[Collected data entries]
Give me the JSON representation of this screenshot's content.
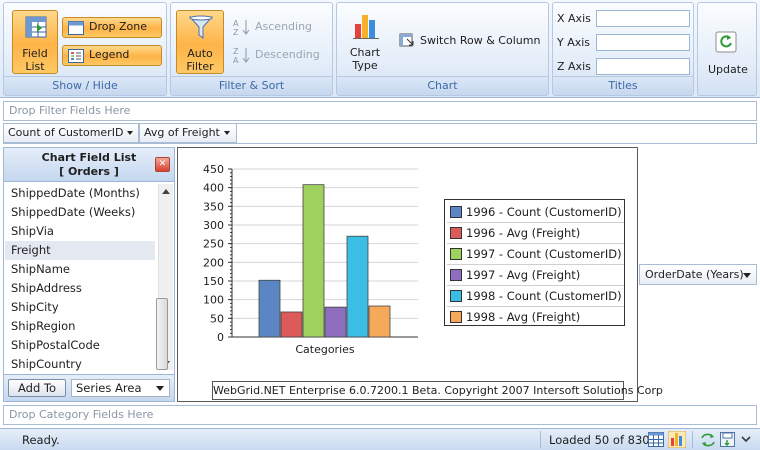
{
  "ribbon": {
    "groups": {
      "show_hide": {
        "label": "Show / Hide",
        "field_list_label": "Field\nList",
        "drop_zone_label": "Drop Zone",
        "legend_label": "Legend"
      },
      "filter_sort": {
        "label": "Filter & Sort",
        "auto_filter_label": "Auto\nFilter",
        "ascending_label": "Ascending",
        "descending_label": "Descending"
      },
      "chart": {
        "label": "Chart",
        "chart_type_label": "Chart\nType",
        "switch_label": "Switch Row & Column"
      },
      "titles": {
        "label": "Titles",
        "x_axis_label": "X Axis",
        "y_axis_label": "Y Axis",
        "z_axis_label": "Z Axis",
        "x_axis_value": "",
        "y_axis_value": "",
        "z_axis_value": ""
      },
      "update": {
        "label": "Update"
      }
    }
  },
  "drop_filter_placeholder": "Drop Filter Fields Here",
  "data_fields": [
    {
      "label": "Count of CustomerID"
    },
    {
      "label": "Avg of Freight"
    }
  ],
  "field_list": {
    "title": "Chart Field List",
    "subtitle": "[ Orders ]",
    "items": [
      "ShippedDate (Months)",
      "ShippedDate (Weeks)",
      "ShipVia",
      "Freight",
      "ShipName",
      "ShipAddress",
      "ShipCity",
      "ShipRegion",
      "ShipPostalCode",
      "ShipCountry"
    ],
    "selected_item": "Freight",
    "add_to_label": "Add To",
    "area_select_value": "Series Area"
  },
  "chart_data": {
    "type": "bar",
    "categories": [
      "Categories"
    ],
    "xlabel": "Categories",
    "ylabel": "",
    "ylim": [
      0,
      450
    ],
    "yticks": [
      0,
      50,
      100,
      150,
      200,
      250,
      300,
      350,
      400,
      450
    ],
    "grid": true,
    "legend_position": "right",
    "series": [
      {
        "name": "1996 - Count (CustomerID)",
        "values": [
          152
        ],
        "color": "#5b86c3"
      },
      {
        "name": "1996 - Avg (Freight)",
        "values": [
          67
        ],
        "color": "#dc5a5a"
      },
      {
        "name": "1997 - Count (CustomerID)",
        "values": [
          408
        ],
        "color": "#9fd15f"
      },
      {
        "name": "1997 - Avg (Freight)",
        "values": [
          80
        ],
        "color": "#8e6fbf"
      },
      {
        "name": "1998 - Count (CustomerID)",
        "values": [
          270
        ],
        "color": "#3cbde3"
      },
      {
        "name": "1998 - Avg (Freight)",
        "values": [
          83
        ],
        "color": "#f6a95b"
      }
    ]
  },
  "copyright": "WebGrid.NET Enterprise 6.0.7200.1 Beta. Copyright 2007 Intersoft Solutions Corp",
  "series_field": {
    "label": "OrderDate (Years)"
  },
  "drop_category_placeholder": "Drop Category Fields Here",
  "status": {
    "text": "Ready.",
    "loaded": "Loaded 50 of 830"
  }
}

● YOUR GOAL:
Within the listing above, copy each line that has the string "Drop".

● EXERCISE ANSWER:
        "drop_zone_label": "Drop Zone",
  "drop_filter_placeholder": "Drop Filter Fields Here",
  "drop_category_placeholder": "Drop Category Fields Here",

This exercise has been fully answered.